(Element region listings)
------------------------------------------------------------------------

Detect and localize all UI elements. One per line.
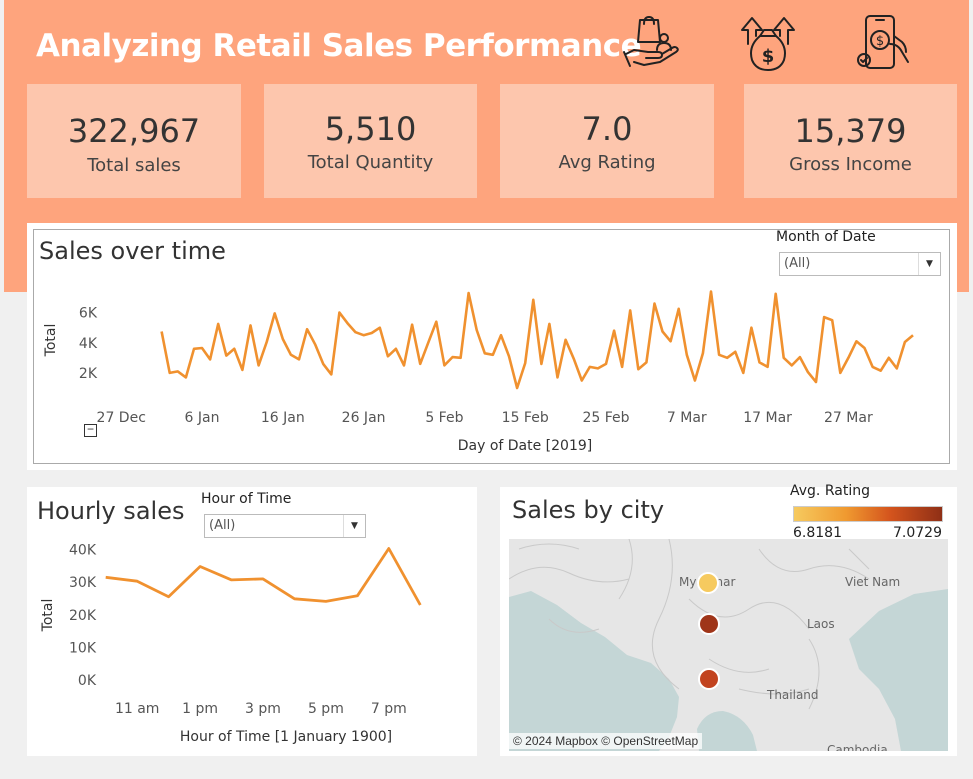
x-tick-label: 5 pm	[308, 701, 344, 717]
kpi-label: Total sales	[87, 155, 181, 176]
y-tick-label: 2K	[79, 366, 98, 382]
city-marker[interactable]	[698, 613, 720, 635]
x-tick-label: 27 Mar	[824, 410, 873, 426]
city-map[interactable]: Myanmar Viet Nam Laos Thailand Cambodia	[509, 539, 948, 751]
y-tick-label: 40K	[69, 543, 97, 559]
kpi-label: Total Quantity	[307, 152, 434, 173]
legend-title: Avg. Rating	[790, 483, 870, 499]
kpi-value: 15,379	[794, 112, 907, 150]
y-tick-label: 6K	[79, 306, 98, 322]
map-label-viet-nam: Viet Nam	[845, 575, 900, 589]
map-label-cambodia: Cambodia	[827, 743, 888, 751]
mobile-payment-icon: $	[857, 15, 909, 69]
kpi-label: Avg Rating	[558, 152, 656, 173]
kpi-total-quantity: 5,510 Total Quantity	[264, 84, 477, 198]
svg-text:$: $	[876, 34, 884, 49]
x-tick-label: 25 Feb	[582, 410, 629, 426]
money-growth-icon: $	[741, 17, 795, 71]
sales-line-chart: Total 2K 4K 6K 27 Dec 6 Jan 16 Jan 26 Jan 5 Feb 1…	[43, 290, 914, 454]
kpi-total-sales: 322,967 Total sales	[27, 84, 241, 198]
hourly-line-chart: Total 0K 10K 20K 30K 40K 11 am 1 pm 3 pm 5 pm 7 pm…	[40, 543, 422, 745]
x-tick-label: 26 Jan	[342, 410, 386, 426]
y-tick-label: 0K	[78, 673, 97, 689]
x-axis-label: Hour of Time [1 January 1900]	[180, 729, 392, 745]
month-filter-value: (All)	[784, 256, 811, 271]
month-filter-label: Month of Date	[776, 229, 876, 245]
dashboard-title: Analyzing Retail Sales Performance	[36, 28, 642, 64]
sales-panel-title: Sales over time	[39, 237, 226, 265]
x-tick-label: 1 pm	[182, 701, 218, 717]
x-tick-label: 16 Jan	[261, 410, 305, 426]
kpi-value: 5,510	[324, 110, 417, 148]
chevron-down-icon: ▼	[343, 515, 365, 537]
svg-text:$: $	[762, 46, 775, 67]
city-marker[interactable]	[698, 668, 720, 690]
x-tick-label: 27 Dec	[97, 410, 146, 426]
rating-color-legend	[793, 506, 943, 522]
y-tick-label: 10K	[69, 640, 97, 656]
x-tick-label: 17 Mar	[743, 410, 792, 426]
map-panel-title: Sales by city	[512, 496, 665, 524]
map-attribution: © 2024 Mapbox © OpenStreetMap	[509, 733, 703, 749]
month-filter-dropdown[interactable]: (All) ▼	[779, 252, 941, 276]
x-tick-label: 11 am	[115, 701, 159, 717]
x-tick-label: 7 pm	[371, 701, 407, 717]
hour-filter-label: Hour of Time	[201, 491, 292, 507]
y-axis-label: Total	[43, 324, 59, 358]
x-tick-label: 5 Feb	[425, 410, 463, 426]
hourly-panel-title: Hourly sales	[37, 497, 185, 525]
hourly-series-line	[105, 547, 422, 606]
kpi-value: 322,967	[67, 112, 201, 150]
x-tick-label: 6 Jan	[185, 410, 220, 426]
y-tick-label: 30K	[69, 575, 97, 591]
kpi-label: Gross Income	[789, 154, 912, 175]
kpi-avg-rating: 7.0 Avg Rating	[500, 84, 714, 198]
x-tick-label: 15 Feb	[502, 410, 549, 426]
chevron-down-icon: ▼	[918, 253, 940, 275]
shopping-hand-icon	[623, 16, 679, 67]
y-tick-label: 4K	[79, 336, 98, 352]
kpi-gross-income: 15,379 Gross Income	[744, 84, 957, 198]
x-tick-label: 7 Mar	[667, 410, 707, 426]
x-axis-label: Day of Date [2019]	[458, 438, 593, 454]
x-tick-label: 3 pm	[245, 701, 281, 717]
kpi-value: 7.0	[581, 110, 633, 148]
sales-series-line	[160, 290, 914, 390]
y-axis-label: Total	[40, 599, 56, 633]
y-tick-label: 20K	[69, 608, 97, 624]
hour-filter-value: (All)	[209, 518, 236, 533]
city-marker[interactable]	[697, 572, 719, 594]
map-label-laos: Laos	[807, 617, 835, 631]
map-label-thailand: Thailand	[766, 688, 819, 702]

------------------------------------------------------------------------

**Instructions for the task**
Identify every line in the material above that contains the string "interactable", and copy each one in full. Case counts.

**Answer below**
city-marker[interactable]	[698, 613, 720, 635]
city-map[interactable]: Myanmar Viet Nam Laos Thailand Cambodia	[509, 539, 948, 751]
city-marker[interactable]	[698, 668, 720, 690]
month-filter-dropdown[interactable]: (All) ▼	[779, 252, 941, 276]
city-marker[interactable]	[697, 572, 719, 594]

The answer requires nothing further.